> **What you should do**: Copy out each line exactly as it appears.
## Start Input for this task
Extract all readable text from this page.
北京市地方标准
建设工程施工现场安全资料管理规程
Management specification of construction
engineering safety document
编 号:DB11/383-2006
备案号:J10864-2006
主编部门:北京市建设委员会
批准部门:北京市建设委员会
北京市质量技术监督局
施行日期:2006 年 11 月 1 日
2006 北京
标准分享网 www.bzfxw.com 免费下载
## End Input for this task
> **Problem solution**:
Extract all readable text from this page.
北京市地方标准
建设工程施工现场安全资料管理规程
Management specification of construction
engineering safety document
编 号:DB11/383-2006
备案号:J10864-2006
主编部门:北京市建设委员会
批准部门:北京市建设委员会
北京市质量技术监督局
施行日期:2006 年 11 月 1 日
2006 北京
标准分享网 www.bzfxw.com 免费下载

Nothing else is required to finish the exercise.